FRAGMENTO SELECCIONADO:
▬▬▬▬▬▬▬▬▬▬

Jaworski falló en el siguiente ataque y el 82-80 tras dos tiros libres de Hlinason fue insuficiente aunque Badio fallara uno de sus lanzamientos desde la línea a tres segundos del final, pues el pívot islandés no fue capaz de conectar con Hilliard para un triple final a la desesperada. De esa forma cruel bajó el telón de un duelo inaugural en el que muy poco se les puede achacar a los hombres de negro. Colocar al borde del abismo al gigantesco Valencia Basket, pese a sus bajas, tuvo un mérito soberbio y la reacción final de los taronja puede entrar también dentro de la lógica pues tiene armas para ello, sobre todo si el criterio arbitral les permite exprimir sus recursos físicos. Pesaron las siete pérdidas de balón en ese acto final, mayor contundencia en esos momentos de superlativa intensidad y acierto en los pocos tiros liberados permitidos por la defensa rival.

Pantzar pasa el balón a un compañero en el Roig Arena.

Buen arranque

Con una magnífica puesta en escena en retaguardia, cerrando a cal y canto los caminos hacia su aro y robando bolas con asiduidad, y un Margiris Normantas tremendamente atinado desde la larga distancia -metió los ocho primeros puntos de los suyos-, el conjunto vizcaino se hizo pronto con el control del partido hasta colocar un gran 2-10 en el luminoso. Como cabía esperar, el Valencia Basket no tardó en encontrar focos de anotación. Montero y Key fueron llamados a filas desde el banquillo y el marcador se fue estrechando, aunque los hombres de negro también encontraron alternativas para cerrar en ventaja el acto inaugural: 18-19.

▬▬▬▬▬▬▬▬▬▬

DATOS PROPORCIONADOS:

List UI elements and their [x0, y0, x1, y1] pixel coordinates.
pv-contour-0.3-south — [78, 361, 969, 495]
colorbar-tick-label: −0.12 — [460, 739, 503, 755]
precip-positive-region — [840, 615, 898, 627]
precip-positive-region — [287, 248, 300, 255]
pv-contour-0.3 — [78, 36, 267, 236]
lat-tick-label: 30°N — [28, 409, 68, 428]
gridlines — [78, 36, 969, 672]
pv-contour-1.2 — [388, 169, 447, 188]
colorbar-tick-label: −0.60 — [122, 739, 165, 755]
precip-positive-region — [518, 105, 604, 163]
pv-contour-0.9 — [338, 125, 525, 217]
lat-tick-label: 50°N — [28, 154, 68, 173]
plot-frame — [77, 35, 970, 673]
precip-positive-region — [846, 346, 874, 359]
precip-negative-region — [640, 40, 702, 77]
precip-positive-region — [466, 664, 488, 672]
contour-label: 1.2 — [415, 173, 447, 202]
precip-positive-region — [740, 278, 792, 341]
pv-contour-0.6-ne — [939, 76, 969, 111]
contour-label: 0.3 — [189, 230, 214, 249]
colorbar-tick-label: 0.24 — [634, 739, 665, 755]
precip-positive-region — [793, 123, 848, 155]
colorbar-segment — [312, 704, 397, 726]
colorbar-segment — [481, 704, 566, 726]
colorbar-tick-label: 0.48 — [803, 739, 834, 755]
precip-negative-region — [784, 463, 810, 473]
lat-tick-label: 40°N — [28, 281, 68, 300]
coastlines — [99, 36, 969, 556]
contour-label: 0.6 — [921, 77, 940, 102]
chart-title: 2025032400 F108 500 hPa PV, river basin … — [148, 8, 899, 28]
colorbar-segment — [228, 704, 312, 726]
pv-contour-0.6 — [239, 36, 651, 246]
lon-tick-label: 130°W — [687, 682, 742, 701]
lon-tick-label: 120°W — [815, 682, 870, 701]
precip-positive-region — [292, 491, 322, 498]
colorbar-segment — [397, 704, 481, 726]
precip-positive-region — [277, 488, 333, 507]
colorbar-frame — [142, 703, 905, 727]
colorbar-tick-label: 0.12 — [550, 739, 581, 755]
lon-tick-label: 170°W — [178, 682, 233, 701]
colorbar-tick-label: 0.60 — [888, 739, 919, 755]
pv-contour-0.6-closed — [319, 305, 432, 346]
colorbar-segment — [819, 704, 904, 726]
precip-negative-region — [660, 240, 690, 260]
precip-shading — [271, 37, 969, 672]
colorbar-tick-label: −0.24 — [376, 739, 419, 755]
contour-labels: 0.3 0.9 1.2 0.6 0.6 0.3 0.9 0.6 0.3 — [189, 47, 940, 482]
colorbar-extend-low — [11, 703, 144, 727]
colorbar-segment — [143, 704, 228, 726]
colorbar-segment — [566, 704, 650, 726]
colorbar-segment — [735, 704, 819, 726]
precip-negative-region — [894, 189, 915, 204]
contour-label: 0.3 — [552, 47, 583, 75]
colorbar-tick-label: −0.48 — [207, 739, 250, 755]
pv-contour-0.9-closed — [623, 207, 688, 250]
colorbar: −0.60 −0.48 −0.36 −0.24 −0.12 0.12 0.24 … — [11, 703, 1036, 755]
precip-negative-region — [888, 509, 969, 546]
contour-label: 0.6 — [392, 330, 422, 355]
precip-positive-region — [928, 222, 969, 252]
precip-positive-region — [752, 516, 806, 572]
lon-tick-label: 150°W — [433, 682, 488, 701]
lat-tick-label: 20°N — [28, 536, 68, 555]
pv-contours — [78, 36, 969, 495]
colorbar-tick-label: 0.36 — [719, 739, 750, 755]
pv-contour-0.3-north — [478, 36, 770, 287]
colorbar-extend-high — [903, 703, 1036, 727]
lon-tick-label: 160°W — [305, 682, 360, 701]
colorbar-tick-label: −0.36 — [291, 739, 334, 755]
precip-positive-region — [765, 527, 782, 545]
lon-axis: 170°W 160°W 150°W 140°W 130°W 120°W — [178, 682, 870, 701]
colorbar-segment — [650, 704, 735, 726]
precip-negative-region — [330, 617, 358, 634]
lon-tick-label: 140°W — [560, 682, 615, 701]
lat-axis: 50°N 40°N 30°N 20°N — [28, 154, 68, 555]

▬▬▬▬▬▬▬▬▬▬

¿Puedes dejar por escrito, sin alterar una sola palabra, todo el tramo de la crónica del partido que va desde "Jaworski falló en" hasta "la defensa rival."?

SOLUCIÓN DEL EJERCICIO:
Jaworski falló en el siguiente ataque y el 82-80 tras dos tiros libres de Hlinason fue insuficiente aunque Badio fallara uno de sus lanzamientos desde la línea a tres segundos del final, pues el pívot islandés no fue capaz de conectar con Hilliard para un triple final a la desesperada. De esa forma cruel bajó el telón de un duelo inaugural en el que muy poco se les puede achacar a los hombres de negro. Colocar al borde del abismo al gigantesco Valencia Basket, pese a sus bajas, tuvo un mérito soberbio y la reacción final de los taronja puede entrar también dentro de la lógica pues tiene armas para ello, sobre todo si el criterio arbitral les permite exprimir sus recursos físicos. Pesaron las siete pérdidas de balón en ese acto final, mayor contundencia en esos momentos de superlativa intensidad y acierto en los pocos tiros liberados permitidos por la defensa rival.